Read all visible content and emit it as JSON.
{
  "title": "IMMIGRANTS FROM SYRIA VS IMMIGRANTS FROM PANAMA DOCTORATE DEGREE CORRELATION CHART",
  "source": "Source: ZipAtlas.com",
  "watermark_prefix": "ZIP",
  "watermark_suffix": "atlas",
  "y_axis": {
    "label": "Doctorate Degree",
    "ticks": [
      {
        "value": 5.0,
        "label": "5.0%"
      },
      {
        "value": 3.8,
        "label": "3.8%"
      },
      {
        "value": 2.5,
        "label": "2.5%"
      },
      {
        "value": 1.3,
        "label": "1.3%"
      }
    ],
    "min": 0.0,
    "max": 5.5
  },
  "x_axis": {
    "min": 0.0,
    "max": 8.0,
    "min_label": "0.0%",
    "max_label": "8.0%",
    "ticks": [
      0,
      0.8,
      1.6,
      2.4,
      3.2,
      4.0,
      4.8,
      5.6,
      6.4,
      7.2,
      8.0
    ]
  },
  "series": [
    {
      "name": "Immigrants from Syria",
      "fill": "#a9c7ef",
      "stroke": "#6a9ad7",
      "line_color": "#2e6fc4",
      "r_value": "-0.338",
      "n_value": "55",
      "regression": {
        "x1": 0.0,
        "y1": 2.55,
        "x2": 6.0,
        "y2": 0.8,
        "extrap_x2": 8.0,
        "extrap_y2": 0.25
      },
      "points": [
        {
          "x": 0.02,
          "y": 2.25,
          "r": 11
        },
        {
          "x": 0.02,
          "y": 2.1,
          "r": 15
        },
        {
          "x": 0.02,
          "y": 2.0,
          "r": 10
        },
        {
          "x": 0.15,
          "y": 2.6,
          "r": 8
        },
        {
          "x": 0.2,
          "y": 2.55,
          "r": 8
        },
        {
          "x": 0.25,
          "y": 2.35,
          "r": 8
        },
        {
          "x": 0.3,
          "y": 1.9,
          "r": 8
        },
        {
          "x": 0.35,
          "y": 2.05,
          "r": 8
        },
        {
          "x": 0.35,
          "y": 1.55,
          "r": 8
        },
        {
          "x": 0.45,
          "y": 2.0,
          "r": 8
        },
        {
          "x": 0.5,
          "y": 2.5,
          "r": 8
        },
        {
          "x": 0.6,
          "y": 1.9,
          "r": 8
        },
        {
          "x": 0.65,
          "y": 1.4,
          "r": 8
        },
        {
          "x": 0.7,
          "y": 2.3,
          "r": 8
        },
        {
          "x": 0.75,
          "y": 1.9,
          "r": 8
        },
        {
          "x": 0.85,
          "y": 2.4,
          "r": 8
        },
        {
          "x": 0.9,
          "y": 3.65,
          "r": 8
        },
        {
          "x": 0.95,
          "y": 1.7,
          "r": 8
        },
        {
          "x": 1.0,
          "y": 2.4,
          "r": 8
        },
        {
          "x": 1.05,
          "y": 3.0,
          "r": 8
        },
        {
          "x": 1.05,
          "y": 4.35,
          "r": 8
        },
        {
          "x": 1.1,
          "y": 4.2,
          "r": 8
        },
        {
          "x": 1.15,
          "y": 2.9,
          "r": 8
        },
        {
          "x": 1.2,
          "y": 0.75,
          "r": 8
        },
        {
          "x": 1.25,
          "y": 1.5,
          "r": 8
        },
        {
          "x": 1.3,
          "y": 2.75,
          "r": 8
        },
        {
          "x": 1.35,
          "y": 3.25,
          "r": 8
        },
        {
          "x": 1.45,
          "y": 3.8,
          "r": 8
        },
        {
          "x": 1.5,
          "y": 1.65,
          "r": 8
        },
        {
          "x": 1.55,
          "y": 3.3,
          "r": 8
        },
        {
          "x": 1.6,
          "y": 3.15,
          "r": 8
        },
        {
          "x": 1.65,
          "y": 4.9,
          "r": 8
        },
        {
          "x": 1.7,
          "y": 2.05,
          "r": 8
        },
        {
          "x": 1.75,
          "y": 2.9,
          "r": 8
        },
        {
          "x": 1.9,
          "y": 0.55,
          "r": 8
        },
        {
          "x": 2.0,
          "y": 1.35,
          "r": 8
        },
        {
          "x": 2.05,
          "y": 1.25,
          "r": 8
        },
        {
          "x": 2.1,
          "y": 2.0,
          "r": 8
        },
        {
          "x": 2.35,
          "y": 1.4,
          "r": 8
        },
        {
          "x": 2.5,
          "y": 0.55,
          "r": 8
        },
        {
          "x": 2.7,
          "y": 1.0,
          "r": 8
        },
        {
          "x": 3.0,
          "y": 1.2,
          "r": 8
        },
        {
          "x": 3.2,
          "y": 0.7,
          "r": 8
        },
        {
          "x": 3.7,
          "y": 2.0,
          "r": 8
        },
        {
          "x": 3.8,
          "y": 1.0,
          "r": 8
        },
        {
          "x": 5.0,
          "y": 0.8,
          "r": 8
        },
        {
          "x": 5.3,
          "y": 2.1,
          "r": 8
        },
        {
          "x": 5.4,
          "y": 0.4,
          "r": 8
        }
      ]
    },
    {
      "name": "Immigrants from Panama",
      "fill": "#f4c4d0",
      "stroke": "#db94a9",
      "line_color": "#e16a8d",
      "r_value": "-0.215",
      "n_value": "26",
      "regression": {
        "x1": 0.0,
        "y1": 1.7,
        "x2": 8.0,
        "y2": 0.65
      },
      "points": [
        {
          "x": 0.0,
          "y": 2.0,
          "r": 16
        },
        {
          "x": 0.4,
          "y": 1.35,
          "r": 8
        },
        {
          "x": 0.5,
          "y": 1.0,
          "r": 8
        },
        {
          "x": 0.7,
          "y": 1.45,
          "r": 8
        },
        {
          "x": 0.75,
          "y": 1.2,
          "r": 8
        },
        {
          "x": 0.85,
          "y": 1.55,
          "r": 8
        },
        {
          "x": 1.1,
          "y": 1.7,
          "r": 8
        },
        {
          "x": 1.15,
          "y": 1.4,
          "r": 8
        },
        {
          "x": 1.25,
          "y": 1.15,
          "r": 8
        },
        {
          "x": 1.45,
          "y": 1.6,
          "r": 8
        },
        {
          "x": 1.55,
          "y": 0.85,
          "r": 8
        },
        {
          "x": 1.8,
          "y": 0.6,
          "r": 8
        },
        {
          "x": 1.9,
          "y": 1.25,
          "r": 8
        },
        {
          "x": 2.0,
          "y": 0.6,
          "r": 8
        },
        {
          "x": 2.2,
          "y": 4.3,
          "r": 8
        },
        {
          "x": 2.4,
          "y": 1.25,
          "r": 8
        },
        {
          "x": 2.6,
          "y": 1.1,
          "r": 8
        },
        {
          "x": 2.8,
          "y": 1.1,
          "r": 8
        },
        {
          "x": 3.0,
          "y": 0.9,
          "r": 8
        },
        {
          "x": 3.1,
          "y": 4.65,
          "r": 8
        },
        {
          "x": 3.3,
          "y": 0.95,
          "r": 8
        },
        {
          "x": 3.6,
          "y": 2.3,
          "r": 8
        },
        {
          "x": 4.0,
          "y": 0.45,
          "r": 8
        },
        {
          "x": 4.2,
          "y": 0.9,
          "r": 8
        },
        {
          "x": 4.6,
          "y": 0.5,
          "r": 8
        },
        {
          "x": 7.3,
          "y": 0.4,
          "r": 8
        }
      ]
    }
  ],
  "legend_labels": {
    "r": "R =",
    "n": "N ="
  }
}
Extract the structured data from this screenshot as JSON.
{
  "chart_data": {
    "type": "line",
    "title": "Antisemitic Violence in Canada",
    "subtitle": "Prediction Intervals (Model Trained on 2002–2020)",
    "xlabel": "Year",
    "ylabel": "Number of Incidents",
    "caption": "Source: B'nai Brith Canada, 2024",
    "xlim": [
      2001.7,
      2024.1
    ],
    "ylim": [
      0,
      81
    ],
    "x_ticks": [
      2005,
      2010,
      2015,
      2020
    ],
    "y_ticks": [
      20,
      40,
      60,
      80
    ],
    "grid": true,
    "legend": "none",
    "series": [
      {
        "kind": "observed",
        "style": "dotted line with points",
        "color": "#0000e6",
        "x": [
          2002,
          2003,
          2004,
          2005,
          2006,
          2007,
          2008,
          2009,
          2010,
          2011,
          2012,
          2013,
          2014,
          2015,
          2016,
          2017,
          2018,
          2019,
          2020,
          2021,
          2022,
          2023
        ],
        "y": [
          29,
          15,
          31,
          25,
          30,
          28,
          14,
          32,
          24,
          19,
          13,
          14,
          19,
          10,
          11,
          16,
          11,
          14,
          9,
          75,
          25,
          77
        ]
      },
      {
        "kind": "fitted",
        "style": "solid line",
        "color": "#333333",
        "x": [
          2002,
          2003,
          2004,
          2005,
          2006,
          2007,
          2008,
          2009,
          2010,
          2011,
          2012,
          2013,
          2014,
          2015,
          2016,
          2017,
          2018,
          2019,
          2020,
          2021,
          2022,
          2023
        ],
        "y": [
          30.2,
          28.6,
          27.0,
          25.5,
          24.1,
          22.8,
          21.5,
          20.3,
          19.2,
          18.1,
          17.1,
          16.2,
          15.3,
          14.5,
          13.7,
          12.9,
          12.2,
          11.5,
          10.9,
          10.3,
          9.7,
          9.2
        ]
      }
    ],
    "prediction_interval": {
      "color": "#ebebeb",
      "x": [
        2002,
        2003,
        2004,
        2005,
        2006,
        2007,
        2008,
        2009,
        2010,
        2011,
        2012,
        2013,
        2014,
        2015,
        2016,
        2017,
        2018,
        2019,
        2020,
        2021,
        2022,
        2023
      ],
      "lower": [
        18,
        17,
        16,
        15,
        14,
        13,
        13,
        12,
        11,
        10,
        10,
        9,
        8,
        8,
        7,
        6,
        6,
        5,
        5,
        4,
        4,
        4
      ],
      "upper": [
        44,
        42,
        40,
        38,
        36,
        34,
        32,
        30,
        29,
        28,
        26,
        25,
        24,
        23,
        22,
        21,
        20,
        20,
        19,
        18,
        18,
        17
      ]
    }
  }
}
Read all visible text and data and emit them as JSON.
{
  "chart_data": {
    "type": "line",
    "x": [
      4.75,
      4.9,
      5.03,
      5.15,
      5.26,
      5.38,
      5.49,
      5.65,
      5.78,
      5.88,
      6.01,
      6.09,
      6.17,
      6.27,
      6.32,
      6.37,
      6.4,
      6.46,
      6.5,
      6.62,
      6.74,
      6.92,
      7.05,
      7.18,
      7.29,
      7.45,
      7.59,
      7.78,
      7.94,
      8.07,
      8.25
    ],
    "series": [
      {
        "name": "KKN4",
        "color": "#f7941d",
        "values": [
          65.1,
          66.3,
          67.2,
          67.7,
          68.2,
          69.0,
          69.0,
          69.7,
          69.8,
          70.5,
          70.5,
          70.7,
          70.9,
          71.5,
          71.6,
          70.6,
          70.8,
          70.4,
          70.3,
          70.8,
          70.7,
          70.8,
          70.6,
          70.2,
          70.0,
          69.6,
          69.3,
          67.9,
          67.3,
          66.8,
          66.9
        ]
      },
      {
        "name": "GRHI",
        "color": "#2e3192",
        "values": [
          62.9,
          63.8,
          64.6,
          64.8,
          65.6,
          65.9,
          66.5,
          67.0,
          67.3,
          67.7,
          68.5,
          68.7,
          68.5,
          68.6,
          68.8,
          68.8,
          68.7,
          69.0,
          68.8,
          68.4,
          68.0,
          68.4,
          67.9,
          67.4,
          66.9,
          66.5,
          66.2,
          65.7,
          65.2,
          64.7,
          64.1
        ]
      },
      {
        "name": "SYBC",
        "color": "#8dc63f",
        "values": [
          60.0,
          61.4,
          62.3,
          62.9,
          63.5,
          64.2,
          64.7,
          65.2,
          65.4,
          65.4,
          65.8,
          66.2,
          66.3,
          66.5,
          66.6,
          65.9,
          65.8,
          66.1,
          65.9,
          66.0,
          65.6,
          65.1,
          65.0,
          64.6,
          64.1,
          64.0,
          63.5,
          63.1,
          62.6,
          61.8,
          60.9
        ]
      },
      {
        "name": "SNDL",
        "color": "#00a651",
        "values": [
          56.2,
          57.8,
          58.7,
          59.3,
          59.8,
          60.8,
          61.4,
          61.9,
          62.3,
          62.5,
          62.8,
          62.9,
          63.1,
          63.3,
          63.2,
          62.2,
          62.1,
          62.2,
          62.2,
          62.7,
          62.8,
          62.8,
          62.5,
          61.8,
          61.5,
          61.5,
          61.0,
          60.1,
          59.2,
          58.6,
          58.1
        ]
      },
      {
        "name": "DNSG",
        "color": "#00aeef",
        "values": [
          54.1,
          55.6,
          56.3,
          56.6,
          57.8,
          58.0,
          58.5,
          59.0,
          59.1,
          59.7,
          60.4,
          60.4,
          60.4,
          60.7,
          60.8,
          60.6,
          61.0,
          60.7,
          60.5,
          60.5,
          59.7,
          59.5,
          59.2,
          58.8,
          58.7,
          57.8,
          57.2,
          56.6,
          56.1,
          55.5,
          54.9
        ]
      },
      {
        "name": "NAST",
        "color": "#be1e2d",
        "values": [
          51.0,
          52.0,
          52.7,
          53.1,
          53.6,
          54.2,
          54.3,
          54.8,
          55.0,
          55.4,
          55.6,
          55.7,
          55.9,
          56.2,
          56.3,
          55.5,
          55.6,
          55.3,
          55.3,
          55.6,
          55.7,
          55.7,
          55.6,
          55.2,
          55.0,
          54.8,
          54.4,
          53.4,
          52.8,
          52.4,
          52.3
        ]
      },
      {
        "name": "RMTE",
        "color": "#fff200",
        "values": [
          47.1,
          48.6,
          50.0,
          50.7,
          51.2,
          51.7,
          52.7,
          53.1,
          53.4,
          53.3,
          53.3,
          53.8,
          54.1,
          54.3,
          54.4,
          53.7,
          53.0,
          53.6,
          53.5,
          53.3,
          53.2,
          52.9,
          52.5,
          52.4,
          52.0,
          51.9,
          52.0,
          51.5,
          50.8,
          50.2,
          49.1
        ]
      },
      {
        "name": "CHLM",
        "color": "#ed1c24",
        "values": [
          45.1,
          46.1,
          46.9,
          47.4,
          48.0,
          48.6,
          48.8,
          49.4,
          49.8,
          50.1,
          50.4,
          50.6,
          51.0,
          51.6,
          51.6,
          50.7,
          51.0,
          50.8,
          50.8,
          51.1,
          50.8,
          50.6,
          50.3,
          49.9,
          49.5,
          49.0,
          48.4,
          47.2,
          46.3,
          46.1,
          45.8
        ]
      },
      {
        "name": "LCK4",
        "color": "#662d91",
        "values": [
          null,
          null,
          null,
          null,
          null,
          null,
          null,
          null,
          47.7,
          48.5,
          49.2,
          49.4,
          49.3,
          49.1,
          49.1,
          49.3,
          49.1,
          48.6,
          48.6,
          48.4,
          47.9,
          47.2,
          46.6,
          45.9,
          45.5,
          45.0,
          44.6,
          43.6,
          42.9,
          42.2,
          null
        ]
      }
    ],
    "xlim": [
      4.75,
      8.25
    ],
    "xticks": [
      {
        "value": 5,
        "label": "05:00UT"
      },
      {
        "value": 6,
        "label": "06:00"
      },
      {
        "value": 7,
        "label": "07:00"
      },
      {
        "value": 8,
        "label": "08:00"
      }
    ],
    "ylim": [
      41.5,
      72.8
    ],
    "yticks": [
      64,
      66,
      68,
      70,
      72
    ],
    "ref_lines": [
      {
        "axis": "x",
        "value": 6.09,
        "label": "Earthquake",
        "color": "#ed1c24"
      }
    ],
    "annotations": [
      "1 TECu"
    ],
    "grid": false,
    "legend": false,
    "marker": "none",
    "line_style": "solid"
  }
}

● ● ● ● ● ● ●

Using the listing above, list every line in which the string "name" occurs.

      "name": "Immigrants from Syria",
      "name": "Immigrants from Panama",
        "name": "KKN4",
        "name": "GRHI",
        "name": "SYBC",
        "name": "SNDL",
        "name": "DNSG",
        "name": "NAST",
        "name": "RMTE",
        "name": "CHLM",
        "name": "LCK4",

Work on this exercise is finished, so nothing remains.